(Text begins)

Peter Huntoon submitted this obituary for author Louis Van Belkum, who was one of the biggest names in U.S. National Bank Notes. Thanks.
-Editor
The birth of the modern era of national bank note collecting can be definitively fixed at 1968 when Louis Van Belkum's landmark National Banks of the Note Issuing Period, 1863-1935 was published.
This book, which summarized the history of every note-issuing bank, also listed the final circulations for the banks. The information in the book was abstracted from the endless tables found in 67 annual reports of the Comptroller of the Currency.
It became an instant buyer's guide for those of us chasing nationals, and was so successful it was reprinted in 1973. For the first time, we had some idea of what was out there and how much it totaled.
But that was only the beginning of this man's monumental contribution to national bank note research. Over the next 11 years, from 1968 to 1979, he and his wife Barbara compiled the bank-by-bank issuance data for every note-issuing bank in the country.
This Herculean task at last count involved tracking 12,631 different banks that issued 81,259 different sheet combinations over a period of 67 years. To compile this enormous trove of data, they had to sift through 410 huge ledgers housed at the National Archives, which were then located in Washington, DC, but now in College Park, Maryland.
This benchmark achievement quantified national bank notes. We now knew exactly what was issued and how many by every bank in the country. The modern era of national bank note collecting now rested on a bedrock solid foundation. All else that has followed is window dressing.
At the time, Louis was a school teacher in Grand Rapids, Michigan. He and Barbara would undertake marathon driving trips to DC, whereupon they wrote frantically and doggedly eventually assemble some 5,000 type-written pages of data. The National Currency and Bond Ledgers that they scoured still yield his pull slips dating from that period.

(Text ends)
(Material supplied begins)

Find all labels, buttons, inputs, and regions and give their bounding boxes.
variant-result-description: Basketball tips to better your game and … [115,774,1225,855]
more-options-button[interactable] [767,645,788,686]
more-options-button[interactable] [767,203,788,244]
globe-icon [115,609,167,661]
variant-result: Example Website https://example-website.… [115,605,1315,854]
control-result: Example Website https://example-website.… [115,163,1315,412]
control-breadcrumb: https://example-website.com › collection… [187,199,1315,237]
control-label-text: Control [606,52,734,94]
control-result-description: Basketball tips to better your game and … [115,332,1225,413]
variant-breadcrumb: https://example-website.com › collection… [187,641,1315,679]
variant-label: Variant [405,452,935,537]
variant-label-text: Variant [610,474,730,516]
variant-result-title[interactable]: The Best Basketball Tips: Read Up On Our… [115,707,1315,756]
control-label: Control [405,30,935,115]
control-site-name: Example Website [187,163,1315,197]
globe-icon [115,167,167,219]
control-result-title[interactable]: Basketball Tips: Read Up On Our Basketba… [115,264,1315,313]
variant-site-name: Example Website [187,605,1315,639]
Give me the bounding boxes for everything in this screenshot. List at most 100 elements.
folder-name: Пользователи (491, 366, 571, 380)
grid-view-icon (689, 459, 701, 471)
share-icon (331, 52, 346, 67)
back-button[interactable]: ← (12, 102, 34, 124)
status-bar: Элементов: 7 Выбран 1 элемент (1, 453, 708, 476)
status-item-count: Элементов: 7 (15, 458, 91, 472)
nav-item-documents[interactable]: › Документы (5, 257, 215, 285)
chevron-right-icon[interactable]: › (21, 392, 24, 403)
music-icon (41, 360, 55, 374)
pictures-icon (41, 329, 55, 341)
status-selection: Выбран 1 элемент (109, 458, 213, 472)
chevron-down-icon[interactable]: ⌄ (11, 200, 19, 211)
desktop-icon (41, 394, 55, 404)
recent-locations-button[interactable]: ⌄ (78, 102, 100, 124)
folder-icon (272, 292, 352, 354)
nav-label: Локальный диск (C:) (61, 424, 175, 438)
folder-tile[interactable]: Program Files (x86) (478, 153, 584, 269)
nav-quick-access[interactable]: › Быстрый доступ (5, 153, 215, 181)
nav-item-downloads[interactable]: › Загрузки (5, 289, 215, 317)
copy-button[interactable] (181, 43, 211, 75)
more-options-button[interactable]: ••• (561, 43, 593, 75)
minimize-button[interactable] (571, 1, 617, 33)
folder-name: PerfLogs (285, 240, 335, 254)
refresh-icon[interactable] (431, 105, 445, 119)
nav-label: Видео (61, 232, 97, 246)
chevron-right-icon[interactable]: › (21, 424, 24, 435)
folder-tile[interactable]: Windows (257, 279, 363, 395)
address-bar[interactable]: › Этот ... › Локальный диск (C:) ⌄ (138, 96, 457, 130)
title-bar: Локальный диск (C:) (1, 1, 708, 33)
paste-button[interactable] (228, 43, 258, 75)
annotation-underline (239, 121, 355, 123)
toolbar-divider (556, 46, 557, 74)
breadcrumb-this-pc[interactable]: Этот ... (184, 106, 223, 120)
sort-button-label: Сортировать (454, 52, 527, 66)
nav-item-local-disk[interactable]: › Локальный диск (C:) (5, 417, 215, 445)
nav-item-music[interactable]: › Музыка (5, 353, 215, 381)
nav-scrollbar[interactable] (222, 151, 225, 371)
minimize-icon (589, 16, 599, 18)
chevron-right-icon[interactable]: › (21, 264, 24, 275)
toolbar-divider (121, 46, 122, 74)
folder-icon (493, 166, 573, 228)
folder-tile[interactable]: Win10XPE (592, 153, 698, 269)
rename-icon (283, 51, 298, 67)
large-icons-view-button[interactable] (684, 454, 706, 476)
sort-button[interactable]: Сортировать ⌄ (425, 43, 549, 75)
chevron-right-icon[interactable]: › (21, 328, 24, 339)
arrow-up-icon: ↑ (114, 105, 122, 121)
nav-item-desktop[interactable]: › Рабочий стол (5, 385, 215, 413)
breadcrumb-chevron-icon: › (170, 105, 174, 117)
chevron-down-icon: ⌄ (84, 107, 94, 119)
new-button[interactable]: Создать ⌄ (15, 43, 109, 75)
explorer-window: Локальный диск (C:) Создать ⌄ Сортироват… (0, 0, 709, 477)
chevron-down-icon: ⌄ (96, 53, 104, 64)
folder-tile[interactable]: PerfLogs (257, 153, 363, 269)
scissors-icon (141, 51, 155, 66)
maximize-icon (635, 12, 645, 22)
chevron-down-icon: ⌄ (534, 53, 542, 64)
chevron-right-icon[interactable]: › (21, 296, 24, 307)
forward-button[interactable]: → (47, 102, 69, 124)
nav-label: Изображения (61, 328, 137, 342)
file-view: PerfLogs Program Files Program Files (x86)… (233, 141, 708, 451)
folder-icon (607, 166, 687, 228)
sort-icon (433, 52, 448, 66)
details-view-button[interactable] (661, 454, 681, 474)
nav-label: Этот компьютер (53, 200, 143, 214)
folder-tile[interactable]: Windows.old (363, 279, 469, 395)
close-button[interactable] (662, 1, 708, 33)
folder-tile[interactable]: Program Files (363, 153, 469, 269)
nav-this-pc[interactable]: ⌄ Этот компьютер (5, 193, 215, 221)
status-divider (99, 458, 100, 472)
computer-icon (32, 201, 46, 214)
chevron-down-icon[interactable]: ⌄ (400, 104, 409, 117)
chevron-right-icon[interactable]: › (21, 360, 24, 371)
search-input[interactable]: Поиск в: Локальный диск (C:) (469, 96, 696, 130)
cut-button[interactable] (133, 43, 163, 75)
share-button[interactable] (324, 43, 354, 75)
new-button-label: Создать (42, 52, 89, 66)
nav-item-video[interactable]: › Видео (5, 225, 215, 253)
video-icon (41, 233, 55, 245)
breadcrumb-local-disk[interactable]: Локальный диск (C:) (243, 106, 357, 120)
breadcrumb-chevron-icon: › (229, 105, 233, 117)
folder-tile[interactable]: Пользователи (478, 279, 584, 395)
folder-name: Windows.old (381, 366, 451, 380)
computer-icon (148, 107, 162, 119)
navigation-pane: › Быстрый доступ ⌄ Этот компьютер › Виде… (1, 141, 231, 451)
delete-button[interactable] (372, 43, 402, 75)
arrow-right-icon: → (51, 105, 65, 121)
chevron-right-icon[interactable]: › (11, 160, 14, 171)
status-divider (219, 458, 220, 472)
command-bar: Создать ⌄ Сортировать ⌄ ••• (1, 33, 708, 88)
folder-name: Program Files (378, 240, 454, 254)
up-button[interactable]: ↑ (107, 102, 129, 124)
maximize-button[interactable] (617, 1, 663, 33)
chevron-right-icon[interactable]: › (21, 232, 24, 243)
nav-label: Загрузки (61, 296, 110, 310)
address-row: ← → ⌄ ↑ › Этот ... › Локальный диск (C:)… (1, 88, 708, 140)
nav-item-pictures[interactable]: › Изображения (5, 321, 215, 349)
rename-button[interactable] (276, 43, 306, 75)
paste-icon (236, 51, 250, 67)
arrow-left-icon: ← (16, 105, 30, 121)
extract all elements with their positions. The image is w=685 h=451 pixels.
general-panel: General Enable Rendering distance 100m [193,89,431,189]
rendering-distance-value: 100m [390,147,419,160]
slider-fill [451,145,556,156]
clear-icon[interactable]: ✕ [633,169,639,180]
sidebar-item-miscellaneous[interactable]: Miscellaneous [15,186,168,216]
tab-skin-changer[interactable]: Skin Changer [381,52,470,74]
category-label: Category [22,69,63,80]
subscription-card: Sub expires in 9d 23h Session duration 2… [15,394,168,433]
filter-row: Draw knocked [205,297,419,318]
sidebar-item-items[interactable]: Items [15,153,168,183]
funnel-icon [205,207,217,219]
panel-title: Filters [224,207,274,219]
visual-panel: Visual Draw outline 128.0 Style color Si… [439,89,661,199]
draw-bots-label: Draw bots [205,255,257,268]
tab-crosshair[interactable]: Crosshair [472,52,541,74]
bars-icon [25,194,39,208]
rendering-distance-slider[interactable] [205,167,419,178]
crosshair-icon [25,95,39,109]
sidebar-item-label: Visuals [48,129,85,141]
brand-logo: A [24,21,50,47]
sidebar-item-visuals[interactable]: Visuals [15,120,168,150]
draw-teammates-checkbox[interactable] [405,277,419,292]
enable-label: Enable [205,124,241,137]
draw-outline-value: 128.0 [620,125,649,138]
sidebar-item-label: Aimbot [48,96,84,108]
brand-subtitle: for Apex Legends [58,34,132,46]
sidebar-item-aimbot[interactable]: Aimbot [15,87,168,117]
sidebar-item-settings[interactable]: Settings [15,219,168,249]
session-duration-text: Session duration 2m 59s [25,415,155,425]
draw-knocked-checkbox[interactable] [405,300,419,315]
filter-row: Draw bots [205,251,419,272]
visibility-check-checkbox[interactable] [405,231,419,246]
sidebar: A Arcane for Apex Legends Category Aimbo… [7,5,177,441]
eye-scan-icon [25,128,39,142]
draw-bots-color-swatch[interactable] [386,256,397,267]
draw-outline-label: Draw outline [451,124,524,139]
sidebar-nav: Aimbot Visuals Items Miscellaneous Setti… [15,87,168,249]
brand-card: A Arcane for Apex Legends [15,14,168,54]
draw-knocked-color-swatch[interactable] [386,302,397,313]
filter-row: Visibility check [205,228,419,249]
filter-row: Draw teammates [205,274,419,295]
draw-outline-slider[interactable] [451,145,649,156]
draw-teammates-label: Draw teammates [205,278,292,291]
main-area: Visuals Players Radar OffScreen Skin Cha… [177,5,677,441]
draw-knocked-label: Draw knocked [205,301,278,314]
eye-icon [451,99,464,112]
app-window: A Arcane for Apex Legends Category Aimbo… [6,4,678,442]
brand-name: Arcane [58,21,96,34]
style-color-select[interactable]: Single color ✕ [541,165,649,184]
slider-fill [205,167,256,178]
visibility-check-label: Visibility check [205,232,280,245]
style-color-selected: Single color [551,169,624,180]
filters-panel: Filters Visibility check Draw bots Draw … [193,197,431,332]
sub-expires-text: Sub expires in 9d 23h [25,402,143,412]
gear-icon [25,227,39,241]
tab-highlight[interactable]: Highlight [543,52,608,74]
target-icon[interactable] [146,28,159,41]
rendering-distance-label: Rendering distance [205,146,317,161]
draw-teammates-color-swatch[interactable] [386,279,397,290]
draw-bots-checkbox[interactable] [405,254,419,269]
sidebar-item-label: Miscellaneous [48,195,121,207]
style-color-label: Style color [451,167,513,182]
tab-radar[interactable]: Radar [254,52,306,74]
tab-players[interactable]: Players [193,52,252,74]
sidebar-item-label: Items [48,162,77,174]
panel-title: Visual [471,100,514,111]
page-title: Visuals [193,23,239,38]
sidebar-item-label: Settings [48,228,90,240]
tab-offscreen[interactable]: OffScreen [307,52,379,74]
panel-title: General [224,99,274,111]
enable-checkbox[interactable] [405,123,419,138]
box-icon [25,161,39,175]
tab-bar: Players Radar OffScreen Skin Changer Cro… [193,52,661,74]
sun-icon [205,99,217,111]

(Material supplied ends)

What this exercise asks:
#1 According to the Van Belkum obituary, how many huge ledgers at the National Archives did Louis and Barbara Van Belkum sift through?
#2 Using the Van Belkum obituary, explain why the couple's bank-by-bank issuance data is said to have put the modern era of national bank note collecting on a solid foundation.

Per-task answers:
#1 410 ledgers.

#2 The data quantified national bank notes. It showed exactly what every bank in the country issued and how many.